> BRIEF
Write out the material exactly, with the pictures left out.

Collection entries:

◆ ◆ ◆

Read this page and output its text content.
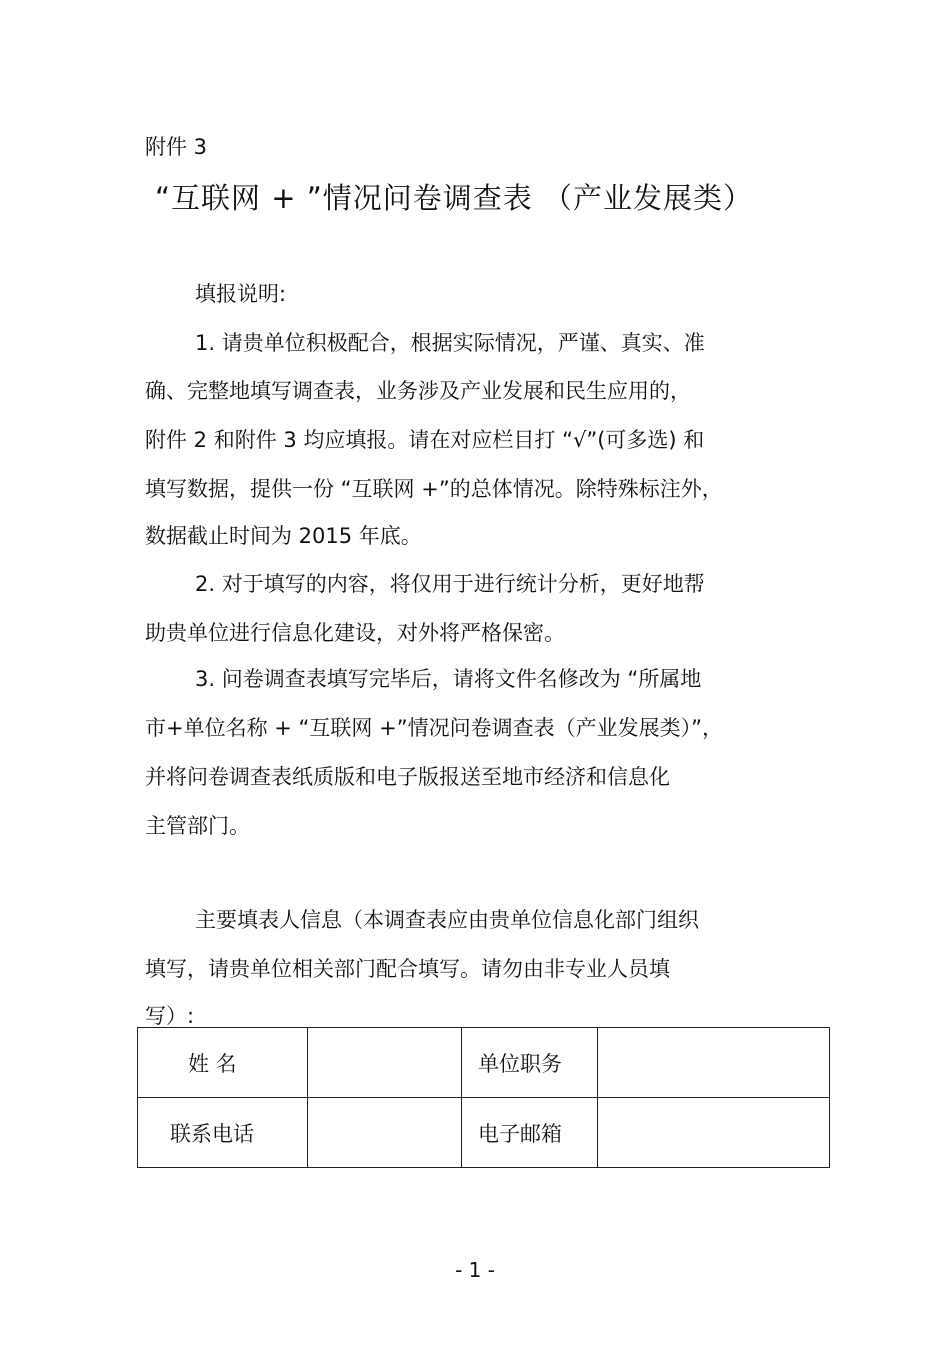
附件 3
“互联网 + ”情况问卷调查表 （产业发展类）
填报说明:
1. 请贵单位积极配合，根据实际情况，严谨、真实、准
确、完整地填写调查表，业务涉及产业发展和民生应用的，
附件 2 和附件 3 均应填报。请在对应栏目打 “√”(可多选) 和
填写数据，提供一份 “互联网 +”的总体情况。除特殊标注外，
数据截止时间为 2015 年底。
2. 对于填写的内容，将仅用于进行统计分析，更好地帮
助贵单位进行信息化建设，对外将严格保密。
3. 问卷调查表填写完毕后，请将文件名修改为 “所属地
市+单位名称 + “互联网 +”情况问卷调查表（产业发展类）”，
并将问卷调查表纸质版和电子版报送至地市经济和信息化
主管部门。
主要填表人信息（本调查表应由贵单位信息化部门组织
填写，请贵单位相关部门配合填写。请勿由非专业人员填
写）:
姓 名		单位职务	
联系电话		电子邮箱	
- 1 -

◆ ◆ ◆

> EXPECTED ANSWER
Read this page and output its text content.
附件 3
“互联网 + ”情况问卷调查表 （产业发展类）
填报说明:
1. 请贵单位积极配合，根据实际情况，严谨、真实、准
确、完整地填写调查表，业务涉及产业发展和民生应用的，
附件 2 和附件 3 均应填报。请在对应栏目打 “√”(可多选) 和
填写数据，提供一份 “互联网 +”的总体情况。除特殊标注外，
数据截止时间为 2015 年底。
2. 对于填写的内容，将仅用于进行统计分析，更好地帮
助贵单位进行信息化建设，对外将严格保密。
3. 问卷调查表填写完毕后，请将文件名修改为 “所属地
市+单位名称 + “互联网 +”情况问卷调查表（产业发展类）”，
并将问卷调查表纸质版和电子版报送至地市经济和信息化
主管部门。
主要填表人信息（本调查表应由贵单位信息化部门组织
填写，请贵单位相关部门配合填写。请勿由非专业人员填
写）:
姓 名		单位职务	
联系电话		电子邮箱	
- 1 -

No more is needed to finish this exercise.